The task:
Copy out each line of the listing that has the word "document" in it.

─── Material provided ───

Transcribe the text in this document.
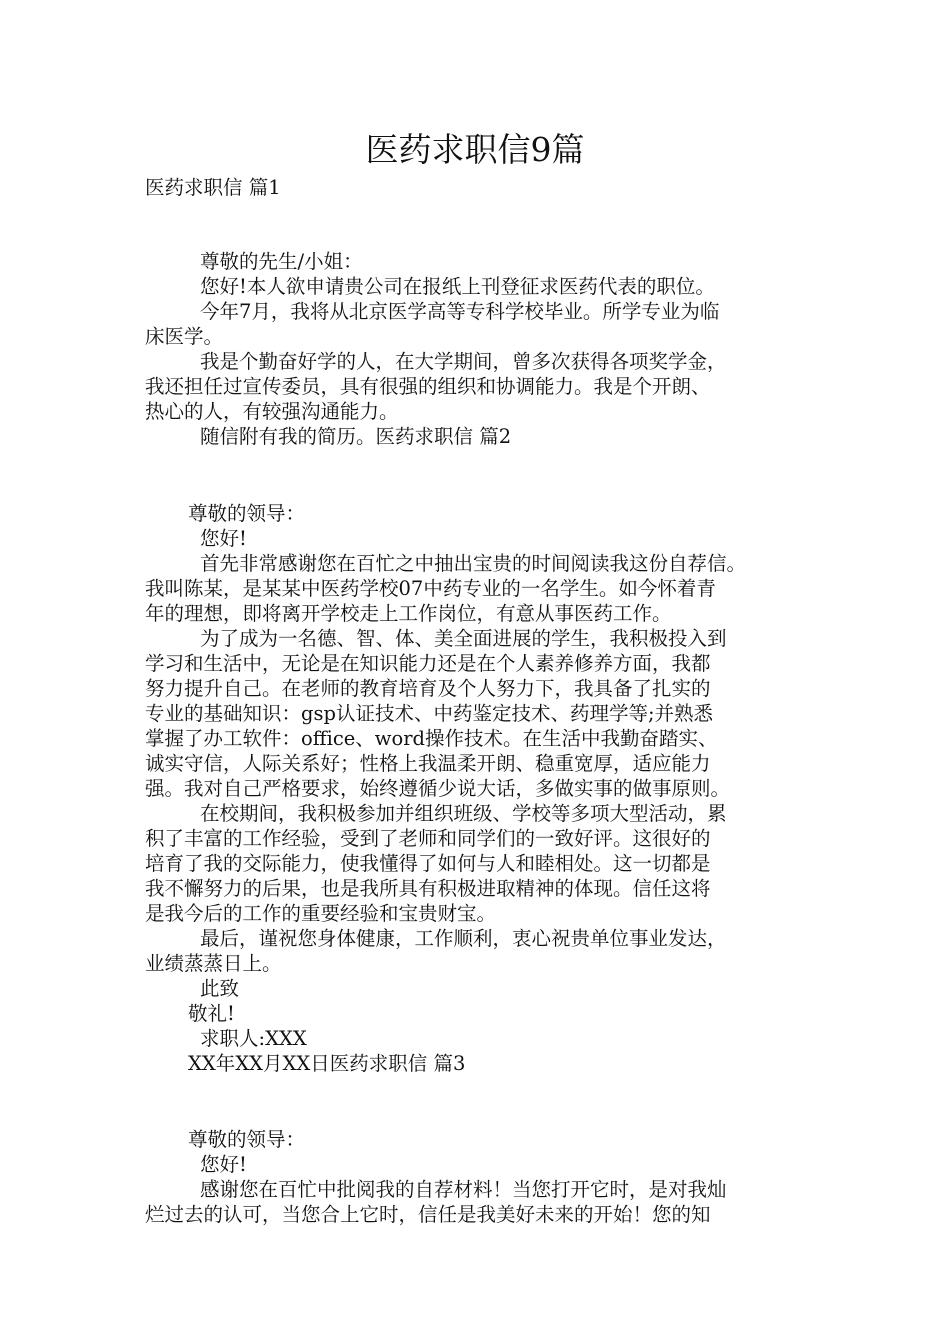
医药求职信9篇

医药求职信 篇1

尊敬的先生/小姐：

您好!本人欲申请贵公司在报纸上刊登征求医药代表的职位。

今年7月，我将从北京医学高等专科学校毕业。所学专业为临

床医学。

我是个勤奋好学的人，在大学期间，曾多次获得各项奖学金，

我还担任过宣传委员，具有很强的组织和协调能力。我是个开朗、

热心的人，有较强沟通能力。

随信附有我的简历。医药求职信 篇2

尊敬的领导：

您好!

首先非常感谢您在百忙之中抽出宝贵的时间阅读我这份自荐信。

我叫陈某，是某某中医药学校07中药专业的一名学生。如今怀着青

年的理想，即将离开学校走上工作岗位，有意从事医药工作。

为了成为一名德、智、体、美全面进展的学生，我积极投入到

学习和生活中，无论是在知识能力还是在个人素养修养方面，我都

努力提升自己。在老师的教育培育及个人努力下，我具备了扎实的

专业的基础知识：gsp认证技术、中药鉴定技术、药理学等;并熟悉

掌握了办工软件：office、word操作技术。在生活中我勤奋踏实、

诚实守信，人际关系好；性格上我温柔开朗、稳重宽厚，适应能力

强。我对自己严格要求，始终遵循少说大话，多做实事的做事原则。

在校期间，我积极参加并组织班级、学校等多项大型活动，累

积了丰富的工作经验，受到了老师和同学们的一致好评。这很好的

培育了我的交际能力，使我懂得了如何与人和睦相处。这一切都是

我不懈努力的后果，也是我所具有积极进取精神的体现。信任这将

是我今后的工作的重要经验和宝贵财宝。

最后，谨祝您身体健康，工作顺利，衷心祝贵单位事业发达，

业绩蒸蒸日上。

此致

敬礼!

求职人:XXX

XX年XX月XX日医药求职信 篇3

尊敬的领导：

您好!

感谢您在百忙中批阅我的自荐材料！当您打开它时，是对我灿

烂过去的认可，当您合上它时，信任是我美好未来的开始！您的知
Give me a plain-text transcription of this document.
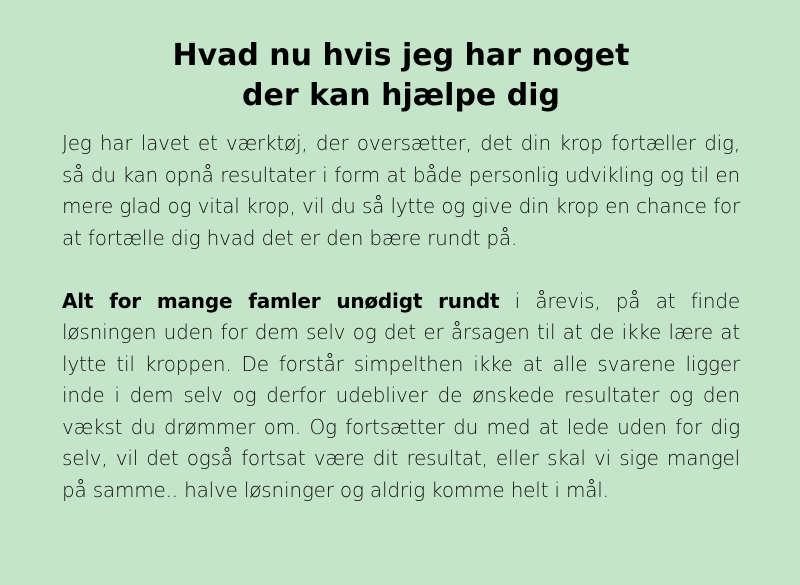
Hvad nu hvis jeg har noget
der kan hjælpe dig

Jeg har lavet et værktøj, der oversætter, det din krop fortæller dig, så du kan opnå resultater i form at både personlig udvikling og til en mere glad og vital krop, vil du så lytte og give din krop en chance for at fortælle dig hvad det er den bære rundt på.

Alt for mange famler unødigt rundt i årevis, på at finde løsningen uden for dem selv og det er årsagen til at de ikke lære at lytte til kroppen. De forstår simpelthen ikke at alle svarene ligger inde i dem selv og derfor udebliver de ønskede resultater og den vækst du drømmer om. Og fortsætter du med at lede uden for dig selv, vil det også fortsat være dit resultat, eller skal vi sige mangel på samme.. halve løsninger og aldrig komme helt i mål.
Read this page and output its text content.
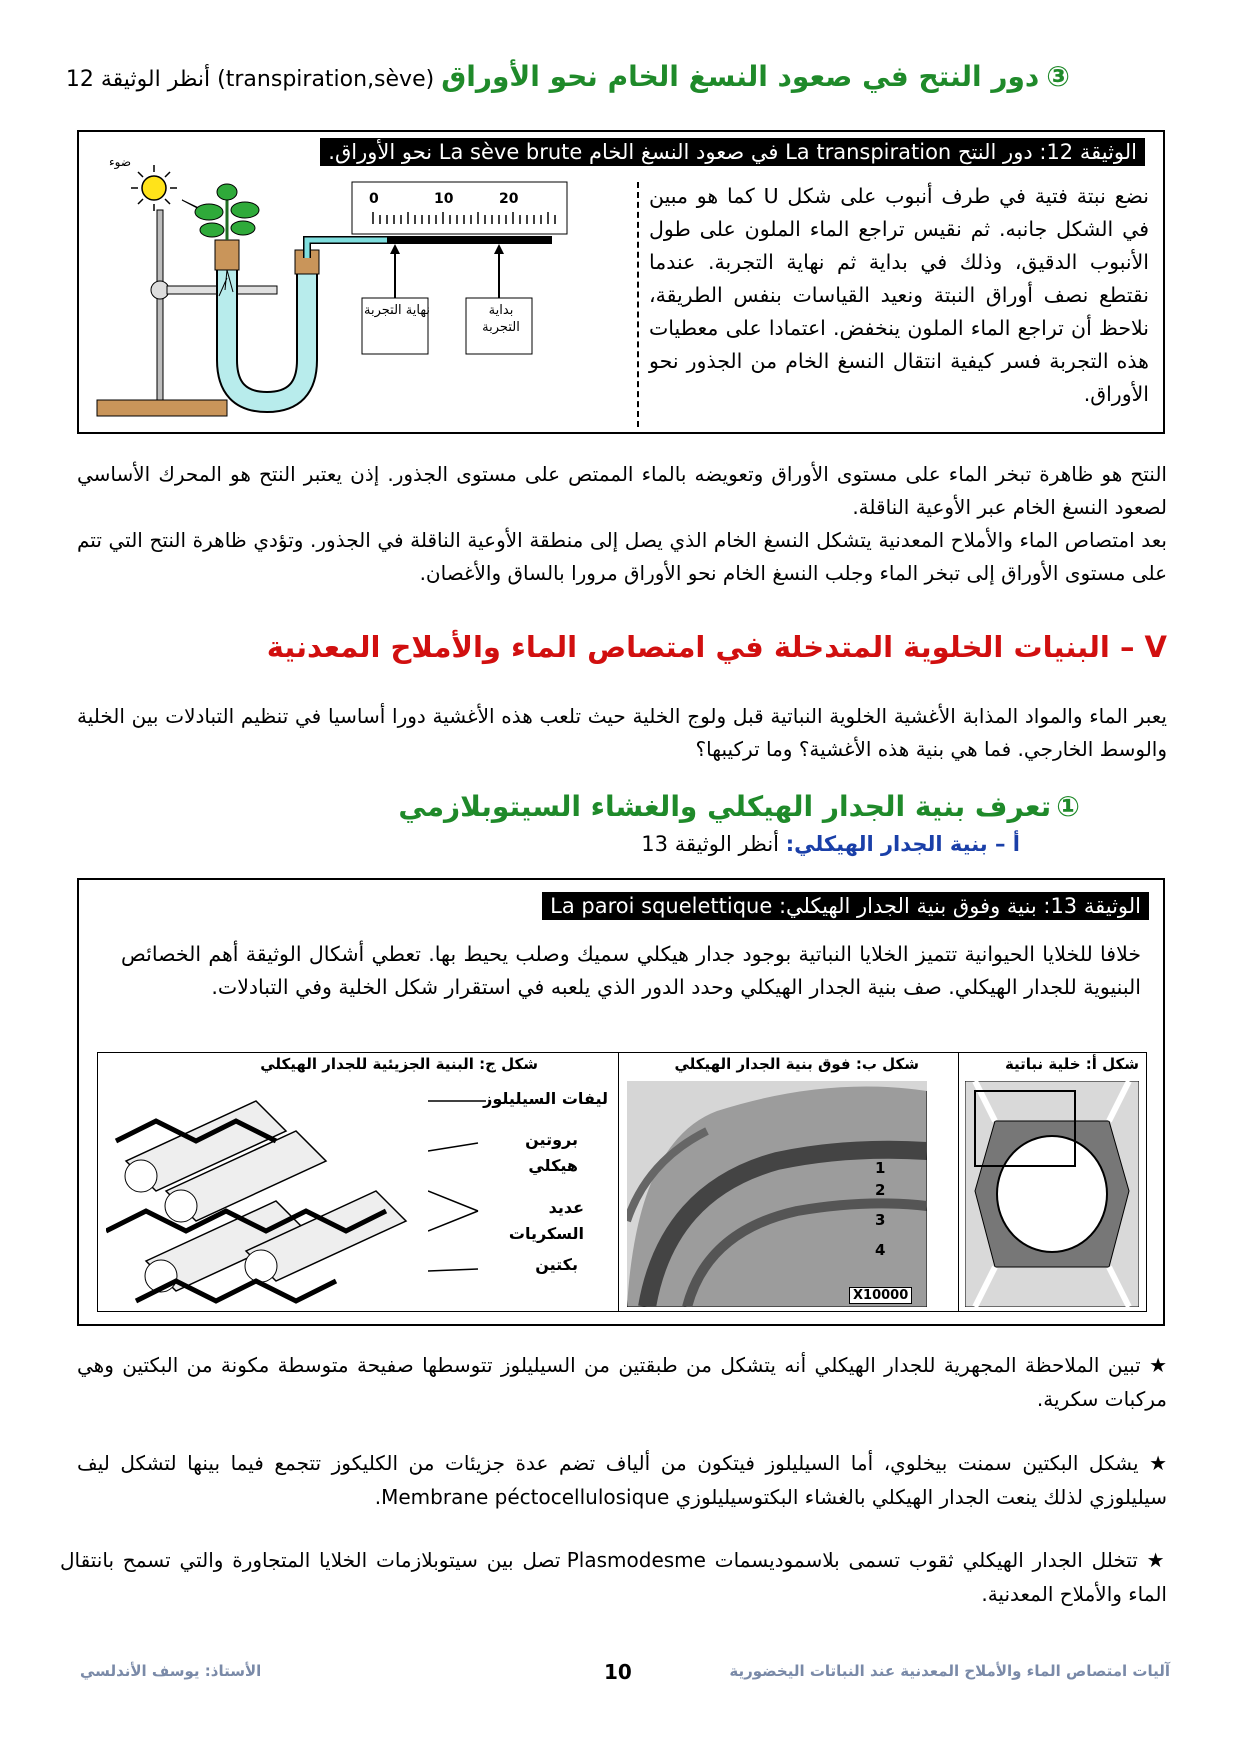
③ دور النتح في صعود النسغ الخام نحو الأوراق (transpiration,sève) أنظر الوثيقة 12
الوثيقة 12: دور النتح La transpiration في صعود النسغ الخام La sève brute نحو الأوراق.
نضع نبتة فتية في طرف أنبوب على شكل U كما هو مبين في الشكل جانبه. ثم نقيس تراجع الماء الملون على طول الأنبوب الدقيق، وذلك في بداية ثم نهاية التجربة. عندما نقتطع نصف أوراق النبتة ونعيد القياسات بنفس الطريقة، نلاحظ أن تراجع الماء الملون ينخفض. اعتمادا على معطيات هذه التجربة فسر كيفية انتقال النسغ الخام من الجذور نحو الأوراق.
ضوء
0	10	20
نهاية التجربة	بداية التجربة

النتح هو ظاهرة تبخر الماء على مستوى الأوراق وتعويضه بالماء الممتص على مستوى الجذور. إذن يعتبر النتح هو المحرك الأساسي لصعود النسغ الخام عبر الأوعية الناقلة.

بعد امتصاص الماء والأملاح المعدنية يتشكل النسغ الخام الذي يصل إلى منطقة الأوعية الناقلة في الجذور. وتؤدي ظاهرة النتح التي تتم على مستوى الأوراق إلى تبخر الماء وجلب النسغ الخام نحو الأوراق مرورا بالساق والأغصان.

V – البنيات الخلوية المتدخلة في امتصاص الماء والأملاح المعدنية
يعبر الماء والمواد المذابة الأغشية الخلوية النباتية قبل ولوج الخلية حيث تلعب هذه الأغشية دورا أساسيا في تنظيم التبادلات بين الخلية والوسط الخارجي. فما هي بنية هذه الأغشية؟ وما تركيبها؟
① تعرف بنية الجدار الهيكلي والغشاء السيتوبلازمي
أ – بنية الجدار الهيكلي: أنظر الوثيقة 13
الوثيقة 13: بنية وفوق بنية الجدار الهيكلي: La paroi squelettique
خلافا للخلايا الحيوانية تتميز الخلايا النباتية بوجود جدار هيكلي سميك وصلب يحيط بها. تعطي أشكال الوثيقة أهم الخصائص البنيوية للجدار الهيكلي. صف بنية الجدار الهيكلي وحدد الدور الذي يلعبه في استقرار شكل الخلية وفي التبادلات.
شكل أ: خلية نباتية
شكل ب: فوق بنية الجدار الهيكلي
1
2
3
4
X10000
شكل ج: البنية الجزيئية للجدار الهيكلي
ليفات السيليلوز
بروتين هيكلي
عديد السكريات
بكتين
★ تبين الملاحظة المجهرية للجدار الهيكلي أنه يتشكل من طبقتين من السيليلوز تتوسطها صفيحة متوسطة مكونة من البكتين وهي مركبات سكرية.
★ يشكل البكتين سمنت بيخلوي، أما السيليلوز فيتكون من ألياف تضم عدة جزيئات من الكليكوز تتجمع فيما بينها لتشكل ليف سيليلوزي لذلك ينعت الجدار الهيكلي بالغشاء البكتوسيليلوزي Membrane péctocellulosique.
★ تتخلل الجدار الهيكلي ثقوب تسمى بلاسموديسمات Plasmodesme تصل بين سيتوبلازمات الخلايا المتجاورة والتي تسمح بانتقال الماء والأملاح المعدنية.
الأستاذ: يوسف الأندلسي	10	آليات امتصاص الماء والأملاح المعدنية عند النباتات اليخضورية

───

The answer:
Transcribe the text in this document.
Give me a plain-text transcription of this document.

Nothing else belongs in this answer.